::: Items
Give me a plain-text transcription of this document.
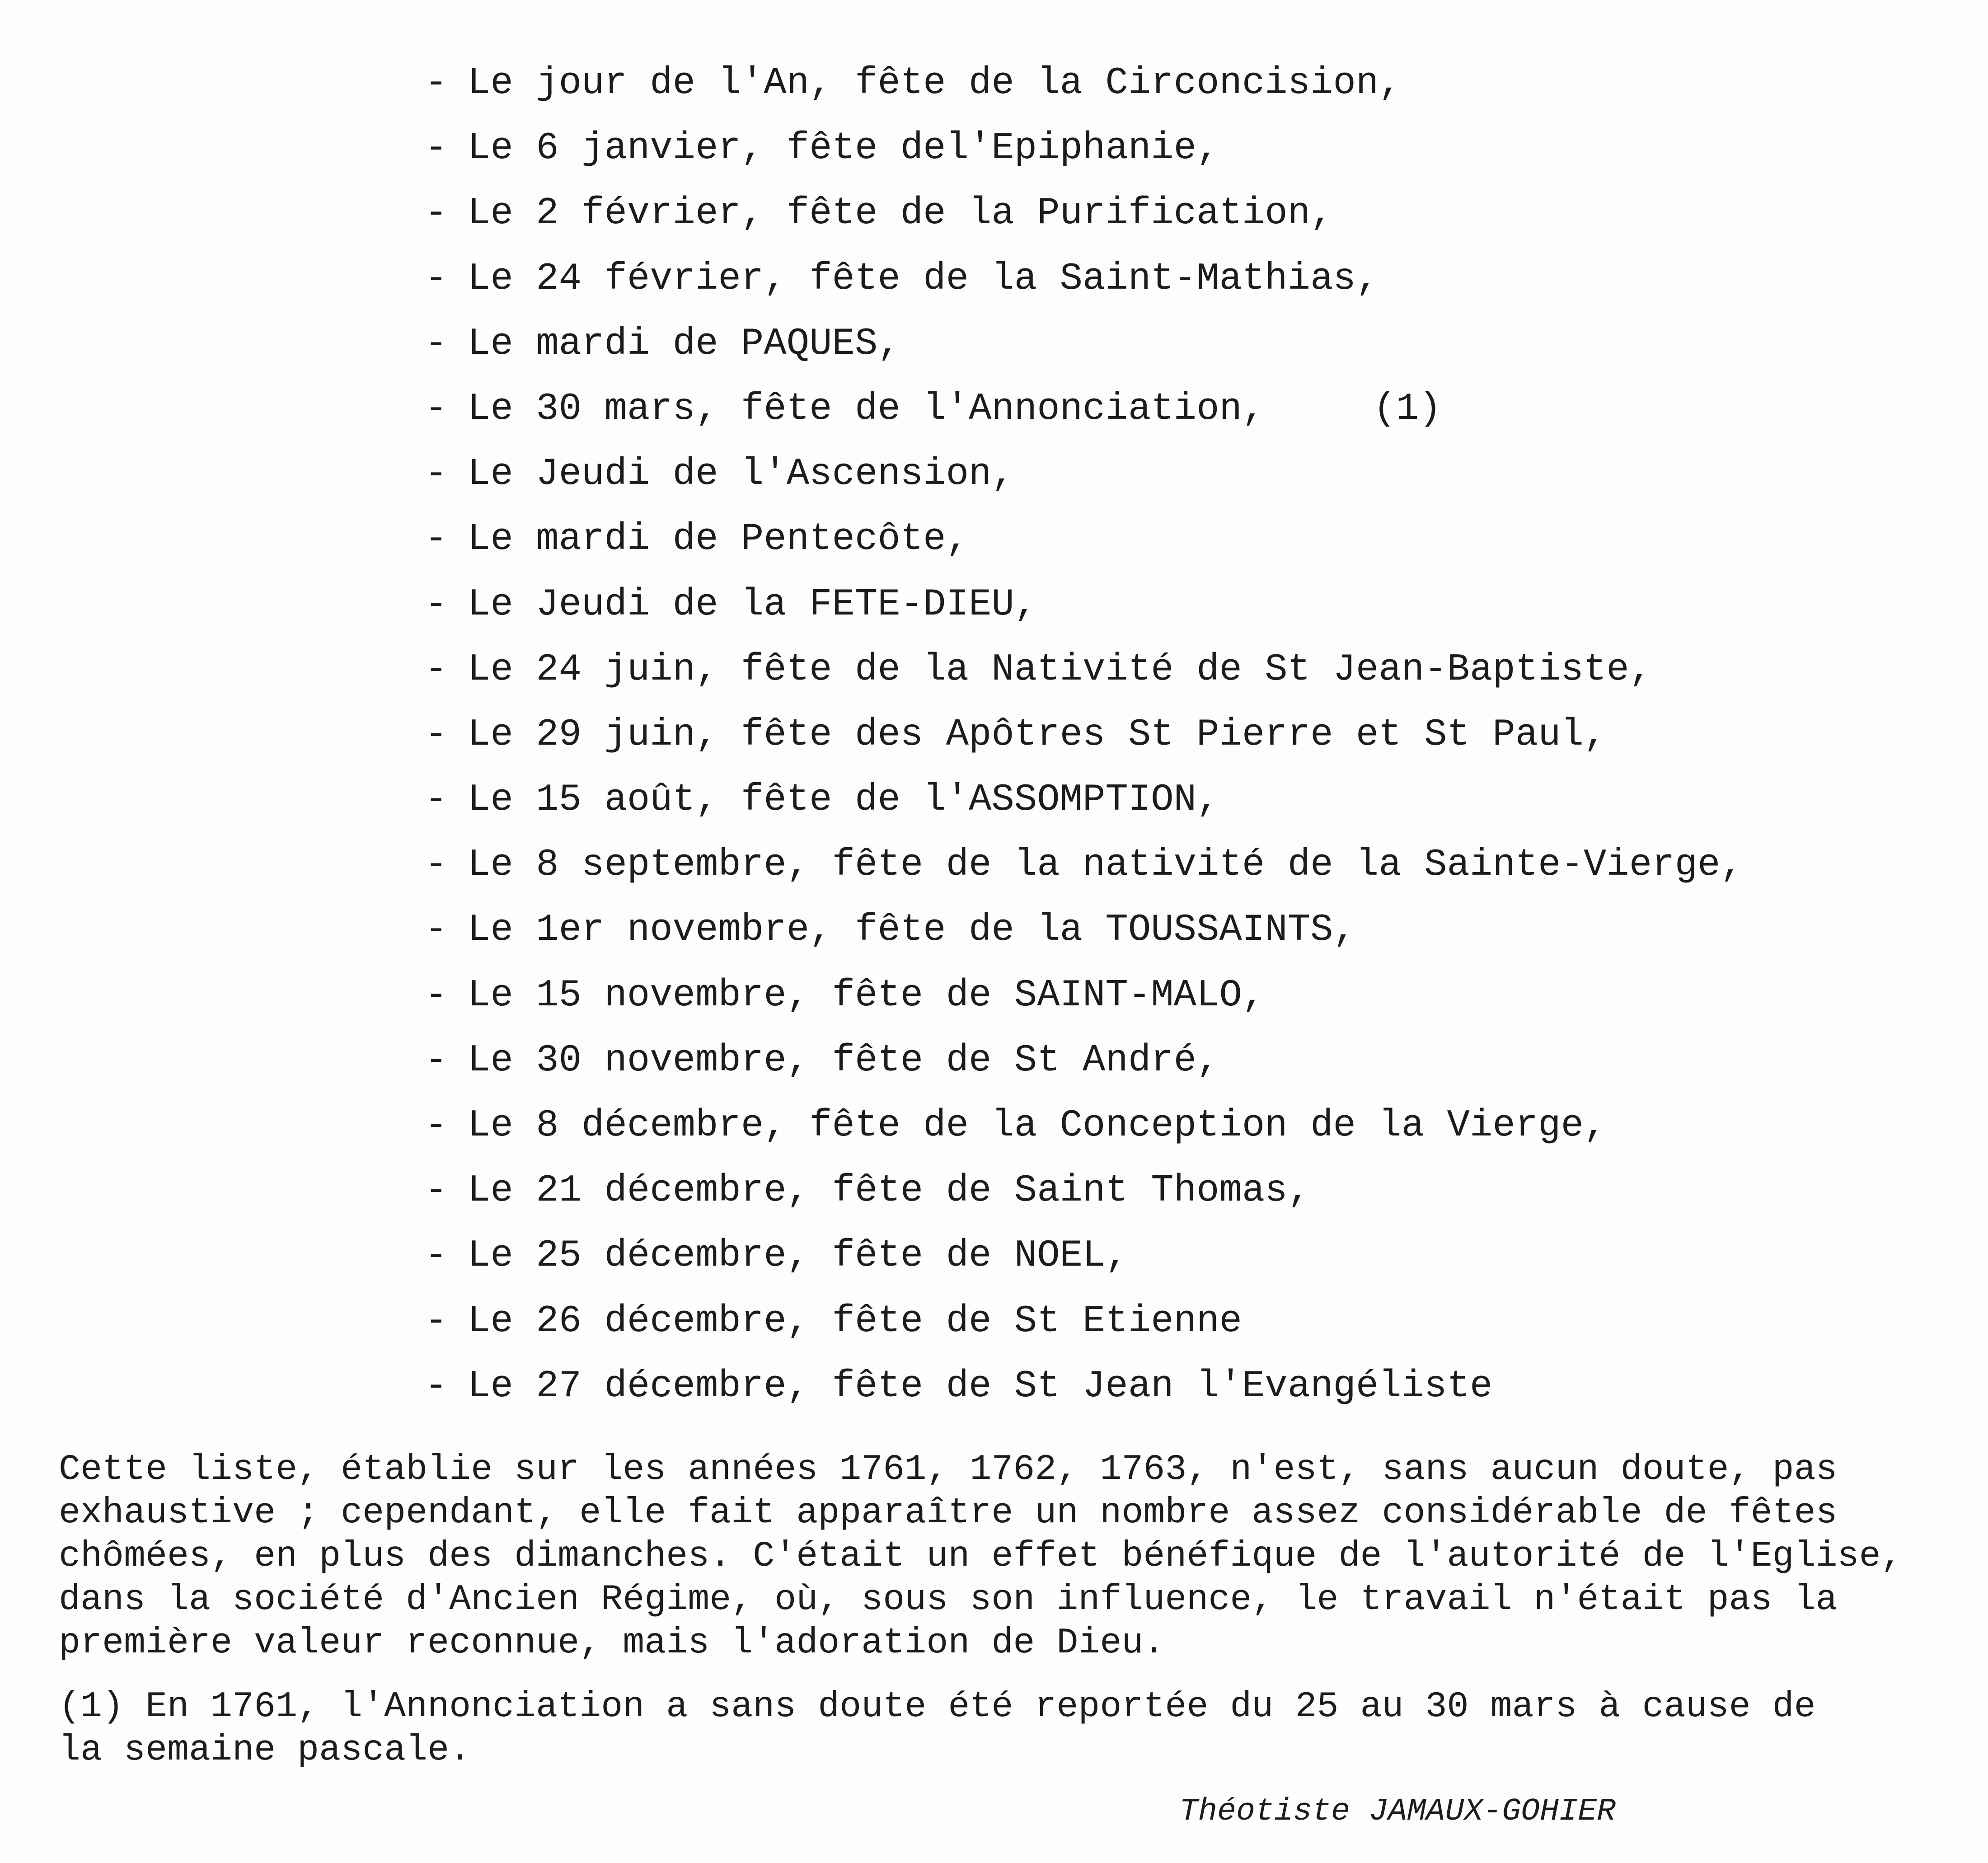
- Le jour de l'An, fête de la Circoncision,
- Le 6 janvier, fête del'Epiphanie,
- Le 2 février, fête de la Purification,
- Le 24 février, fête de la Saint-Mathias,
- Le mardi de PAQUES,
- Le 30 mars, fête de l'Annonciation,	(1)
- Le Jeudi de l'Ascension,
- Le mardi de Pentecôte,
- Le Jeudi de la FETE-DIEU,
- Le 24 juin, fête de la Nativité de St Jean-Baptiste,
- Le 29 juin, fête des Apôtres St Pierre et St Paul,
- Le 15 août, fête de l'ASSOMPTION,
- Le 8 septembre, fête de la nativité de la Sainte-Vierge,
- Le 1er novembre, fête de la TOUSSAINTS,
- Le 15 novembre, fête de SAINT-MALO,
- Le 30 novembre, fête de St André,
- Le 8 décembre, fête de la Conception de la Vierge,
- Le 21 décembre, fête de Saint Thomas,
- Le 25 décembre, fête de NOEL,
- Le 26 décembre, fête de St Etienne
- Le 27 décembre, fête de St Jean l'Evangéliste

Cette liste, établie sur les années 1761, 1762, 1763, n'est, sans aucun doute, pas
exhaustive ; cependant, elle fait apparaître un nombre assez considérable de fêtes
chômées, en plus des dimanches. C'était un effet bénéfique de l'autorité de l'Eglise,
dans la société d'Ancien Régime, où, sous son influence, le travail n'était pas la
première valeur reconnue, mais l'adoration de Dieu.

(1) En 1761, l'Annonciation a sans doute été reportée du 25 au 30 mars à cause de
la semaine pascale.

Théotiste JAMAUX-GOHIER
::::::
::: Items
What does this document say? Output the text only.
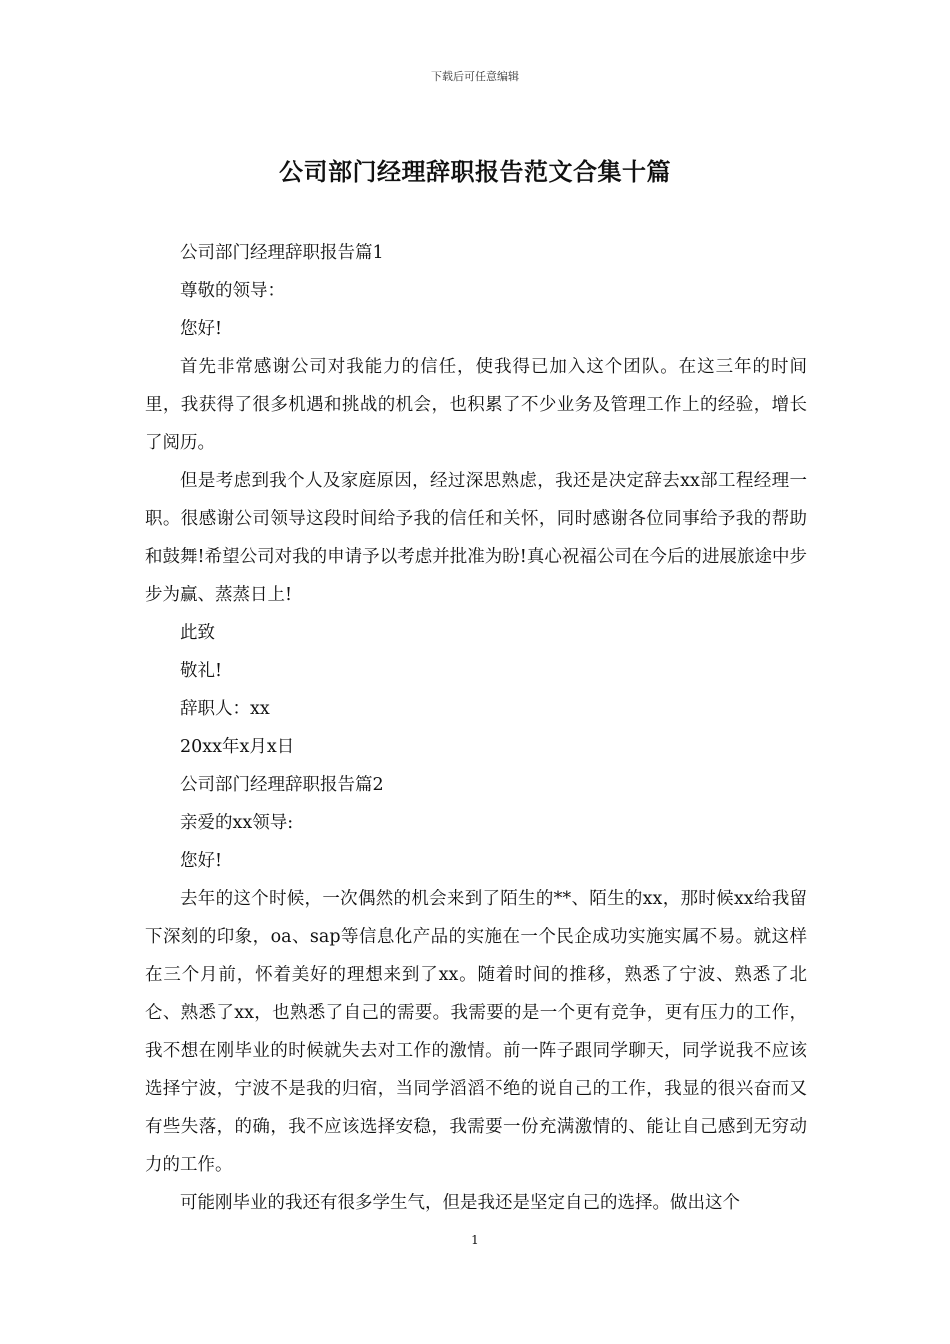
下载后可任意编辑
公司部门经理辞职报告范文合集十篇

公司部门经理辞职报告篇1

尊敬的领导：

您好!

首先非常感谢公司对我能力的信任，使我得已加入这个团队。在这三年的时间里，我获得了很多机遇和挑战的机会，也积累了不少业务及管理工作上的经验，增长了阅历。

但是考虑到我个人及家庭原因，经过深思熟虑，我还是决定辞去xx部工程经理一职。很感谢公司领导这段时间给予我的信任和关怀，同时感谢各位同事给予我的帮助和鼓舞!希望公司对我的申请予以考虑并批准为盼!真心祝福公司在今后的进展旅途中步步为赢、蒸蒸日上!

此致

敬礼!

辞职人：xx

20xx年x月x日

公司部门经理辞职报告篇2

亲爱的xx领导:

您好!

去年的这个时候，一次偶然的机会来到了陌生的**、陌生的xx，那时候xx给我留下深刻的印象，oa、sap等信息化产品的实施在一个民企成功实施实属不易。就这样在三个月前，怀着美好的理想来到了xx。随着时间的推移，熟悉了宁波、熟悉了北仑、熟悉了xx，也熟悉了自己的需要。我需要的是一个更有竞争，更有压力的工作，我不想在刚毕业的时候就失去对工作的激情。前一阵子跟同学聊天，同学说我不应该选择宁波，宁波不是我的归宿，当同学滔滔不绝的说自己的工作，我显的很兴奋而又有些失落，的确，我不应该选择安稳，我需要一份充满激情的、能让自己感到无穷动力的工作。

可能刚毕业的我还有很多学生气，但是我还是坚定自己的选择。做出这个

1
::::::
*What is required:* Reproduce each line from the records that contains the word "Jeudi".

*Response to the exercise:*
- Le Jeudi de l'Ascension,
- Le Jeudi de la FETE-DIEU,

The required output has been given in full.